Direction → Search the entries below. Return every line that has "highlight" in it.

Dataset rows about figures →

■ ■ ■ ■ ■ ■ ■

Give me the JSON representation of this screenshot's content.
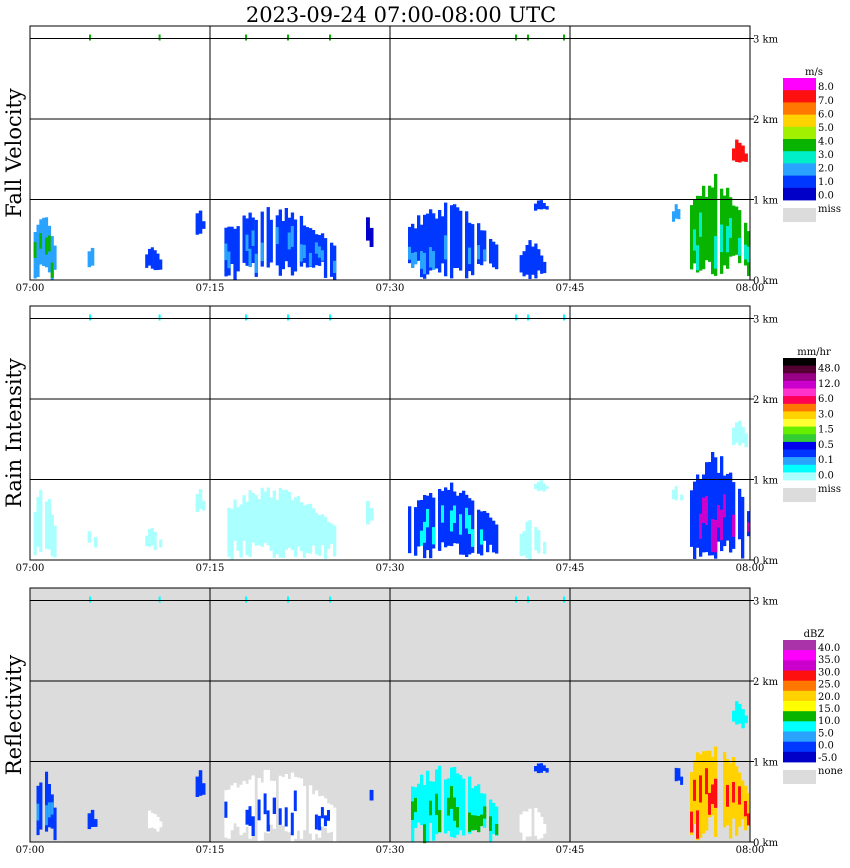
{
  "title": "2023-09-24   07:00-08:00 UTC",
  "chart_data": [
    {
      "type": "heatmap",
      "panel_label": "Fall Velocity",
      "unit": "m/s",
      "x_ticks": [
        "07:00",
        "07:15",
        "07:30",
        "07:45",
        "08:00"
      ],
      "y_ticks": [
        "0 km",
        "1 km",
        "2 km",
        "3 km"
      ],
      "xlim": [
        "07:00",
        "08:00"
      ],
      "ylim_km": [
        0,
        3.1
      ],
      "grid": true,
      "legend": {
        "placement": "right",
        "levels": [
          "8.0",
          "7.0",
          "6.0",
          "5.0",
          "4.0",
          "3.0",
          "2.0",
          "1.0",
          "0.0"
        ],
        "colors": [
          "#ff00ff",
          "#ff1010",
          "#ff7700",
          "#ffd200",
          "#a0f000",
          "#08b400",
          "#00eec8",
          "#2aa2ff",
          "#0038ff",
          "#0000c8"
        ],
        "missing_label": "miss",
        "missing_color": "#dcdcdc"
      },
      "background_color": "#ffffff",
      "echoes": [
        {
          "t0": 0.3,
          "t1": 2.2,
          "z0": 0.0,
          "z1": 0.95,
          "color": "#2aa2ff",
          "highlight": "#08b400"
        },
        {
          "t0": 4.8,
          "t1": 5.6,
          "z0": 0.15,
          "z1": 0.45,
          "color": "#2aa2ff"
        },
        {
          "t0": 9.6,
          "t1": 11.0,
          "z0": 0.12,
          "z1": 0.42,
          "color": "#0038ff"
        },
        {
          "t0": 13.8,
          "t1": 14.6,
          "z0": 0.55,
          "z1": 0.95,
          "color": "#0038ff"
        },
        {
          "t0": 16.2,
          "t1": 25.5,
          "z0": 0.0,
          "z1": 0.95,
          "color": "#0038ff",
          "highlight": "#2aa2ff"
        },
        {
          "t0": 28.0,
          "t1": 28.6,
          "z0": 0.4,
          "z1": 0.95,
          "color": "#0000c8"
        },
        {
          "t0": 31.5,
          "t1": 39.0,
          "z0": 0.0,
          "z1": 0.98,
          "color": "#0038ff",
          "highlight": "#2aa2ff"
        },
        {
          "t0": 40.8,
          "t1": 43.0,
          "z0": 0.0,
          "z1": 0.5,
          "color": "#0038ff"
        },
        {
          "t0": 42.0,
          "t1": 43.2,
          "z0": 0.85,
          "z1": 1.0,
          "color": "#0038ff"
        },
        {
          "t0": 53.5,
          "t1": 54.4,
          "z0": 0.7,
          "z1": 0.95,
          "color": "#2aa2ff"
        },
        {
          "t0": 55.0,
          "t1": 60.0,
          "z0": 0.0,
          "z1": 1.35,
          "color": "#08b400",
          "highlight": "#00eec8"
        },
        {
          "t0": 58.5,
          "t1": 59.8,
          "z0": 1.4,
          "z1": 1.78,
          "color": "#ff1010"
        }
      ],
      "top_specks_km": 3.0,
      "top_specks_minutes": [
        5,
        10.8,
        18,
        21.5,
        25,
        40.5,
        41.5,
        44.5
      ],
      "top_speck_color": "#08b400"
    },
    {
      "type": "heatmap",
      "panel_label": "Rain Intensity",
      "unit": "mm/hr",
      "x_ticks": [
        "07:00",
        "07:15",
        "07:30",
        "07:45",
        "08:00"
      ],
      "y_ticks": [
        "0 km",
        "1 km",
        "2 km",
        "3 km"
      ],
      "xlim": [
        "07:00",
        "08:00"
      ],
      "ylim_km": [
        0,
        3.1
      ],
      "grid": true,
      "legend": {
        "placement": "right",
        "levels": [
          "48.0",
          "12.0",
          "6.0",
          "3.0",
          "1.5",
          "0.5",
          "0.1",
          "0.0"
        ],
        "colors": [
          "#000000",
          "#550033",
          "#990088",
          "#cc00cc",
          "#ff33cc",
          "#ff0055",
          "#ff7700",
          "#ffd200",
          "#ffff33",
          "#66ee00",
          "#33cc33",
          "#0000ee",
          "#0033ff",
          "#2aa2ff",
          "#00ffff",
          "#aaffff"
        ],
        "missing_label": "miss",
        "missing_color": "#dcdcdc"
      },
      "background_color": "#ffffff",
      "echoes": [
        {
          "t0": 0.3,
          "t1": 2.2,
          "z0": 0.0,
          "z1": 0.95,
          "color": "#aaffff"
        },
        {
          "t0": 4.8,
          "t1": 5.6,
          "z0": 0.15,
          "z1": 0.45,
          "color": "#aaffff"
        },
        {
          "t0": 9.6,
          "t1": 11.0,
          "z0": 0.12,
          "z1": 0.42,
          "color": "#aaffff"
        },
        {
          "t0": 13.8,
          "t1": 14.6,
          "z0": 0.55,
          "z1": 0.95,
          "color": "#aaffff"
        },
        {
          "t0": 16.2,
          "t1": 25.5,
          "z0": 0.0,
          "z1": 0.95,
          "color": "#aaffff"
        },
        {
          "t0": 28.0,
          "t1": 28.6,
          "z0": 0.4,
          "z1": 0.95,
          "color": "#aaffff"
        },
        {
          "t0": 31.5,
          "t1": 39.0,
          "z0": 0.0,
          "z1": 0.98,
          "color": "#0033ff",
          "highlight": "#00ffff"
        },
        {
          "t0": 40.8,
          "t1": 43.0,
          "z0": 0.0,
          "z1": 0.5,
          "color": "#aaffff"
        },
        {
          "t0": 42.0,
          "t1": 43.2,
          "z0": 0.85,
          "z1": 1.0,
          "color": "#aaffff"
        },
        {
          "t0": 53.5,
          "t1": 54.4,
          "z0": 0.7,
          "z1": 0.95,
          "color": "#aaffff"
        },
        {
          "t0": 55.0,
          "t1": 60.0,
          "z0": 0.0,
          "z1": 1.35,
          "color": "#0033ff",
          "highlight": "#cc00cc"
        },
        {
          "t0": 58.5,
          "t1": 59.8,
          "z0": 1.4,
          "z1": 1.78,
          "color": "#aaffff"
        }
      ],
      "top_specks_km": 3.0,
      "top_specks_minutes": [
        5,
        10.8,
        18,
        21.5,
        25,
        40.5,
        41.5,
        44.5
      ],
      "top_speck_color": "#00ffff"
    },
    {
      "type": "heatmap",
      "panel_label": "Reflectivity",
      "unit": "dBZ",
      "x_ticks": [
        "07:00",
        "07:15",
        "07:30",
        "07:45",
        "08:00"
      ],
      "y_ticks": [
        "0 km",
        "1 km",
        "2 km",
        "3 km"
      ],
      "xlim": [
        "07:00",
        "08:00"
      ],
      "ylim_km": [
        0,
        3.1
      ],
      "grid": true,
      "legend": {
        "placement": "right",
        "levels": [
          "40.0",
          "35.0",
          "30.0",
          "25.0",
          "20.0",
          "15.0",
          "10.0",
          "5.0",
          "0.0",
          "-5.0"
        ],
        "colors": [
          "#aa33aa",
          "#ff00ff",
          "#cc00cc",
          "#ff1010",
          "#ff7700",
          "#ffd200",
          "#ffff00",
          "#08b400",
          "#00ffff",
          "#2aa2ff",
          "#0038ff",
          "#0000c8"
        ],
        "missing_label": "none",
        "missing_color": "#dcdcdc"
      },
      "background_color": "#dcdcdc",
      "echoes": [
        {
          "t0": 0.3,
          "t1": 2.2,
          "z0": 0.0,
          "z1": 0.95,
          "color": "#0038ff",
          "highlight": "#2aa2ff"
        },
        {
          "t0": 4.8,
          "t1": 5.6,
          "z0": 0.15,
          "z1": 0.45,
          "color": "#0038ff"
        },
        {
          "t0": 9.6,
          "t1": 11.0,
          "z0": 0.12,
          "z1": 0.42,
          "color": "#ffffff"
        },
        {
          "t0": 13.8,
          "t1": 14.6,
          "z0": 0.55,
          "z1": 0.95,
          "color": "#0038ff"
        },
        {
          "t0": 16.2,
          "t1": 25.5,
          "z0": 0.0,
          "z1": 0.95,
          "color": "#ffffff",
          "highlight": "#0038ff"
        },
        {
          "t0": 28.0,
          "t1": 28.6,
          "z0": 0.4,
          "z1": 0.95,
          "color": "#0038ff"
        },
        {
          "t0": 31.5,
          "t1": 39.0,
          "z0": 0.0,
          "z1": 0.98,
          "color": "#00ffff",
          "highlight": "#08b400"
        },
        {
          "t0": 40.8,
          "t1": 43.0,
          "z0": 0.0,
          "z1": 0.5,
          "color": "#ffffff"
        },
        {
          "t0": 42.0,
          "t1": 43.2,
          "z0": 0.85,
          "z1": 1.0,
          "color": "#0038ff"
        },
        {
          "t0": 53.5,
          "t1": 54.4,
          "z0": 0.7,
          "z1": 0.95,
          "color": "#0038ff"
        },
        {
          "t0": 55.0,
          "t1": 60.0,
          "z0": 0.0,
          "z1": 1.35,
          "color": "#ffd200",
          "highlight": "#ff1010"
        },
        {
          "t0": 58.5,
          "t1": 59.8,
          "z0": 1.4,
          "z1": 1.78,
          "color": "#00ffff"
        }
      ],
      "top_specks_km": 3.0,
      "top_specks_minutes": [
        5,
        10.8,
        18,
        21.5,
        25,
        40.5,
        41.5,
        44.5
      ],
      "top_speck_color": "#00ffff"
    }
  ]
}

■ ■ ■ ■ ■ ■ ■

Answer below →
          "highlight": "#08b400"
          "highlight": "#2aa2ff"
          "highlight": "#2aa2ff"
          "highlight": "#00eec8"
          "highlight": "#00ffff"
          "highlight": "#cc00cc"
          "highlight": "#2aa2ff"
          "highlight": "#0038ff"
          "highlight": "#08b400"
          "highlight": "#ff1010"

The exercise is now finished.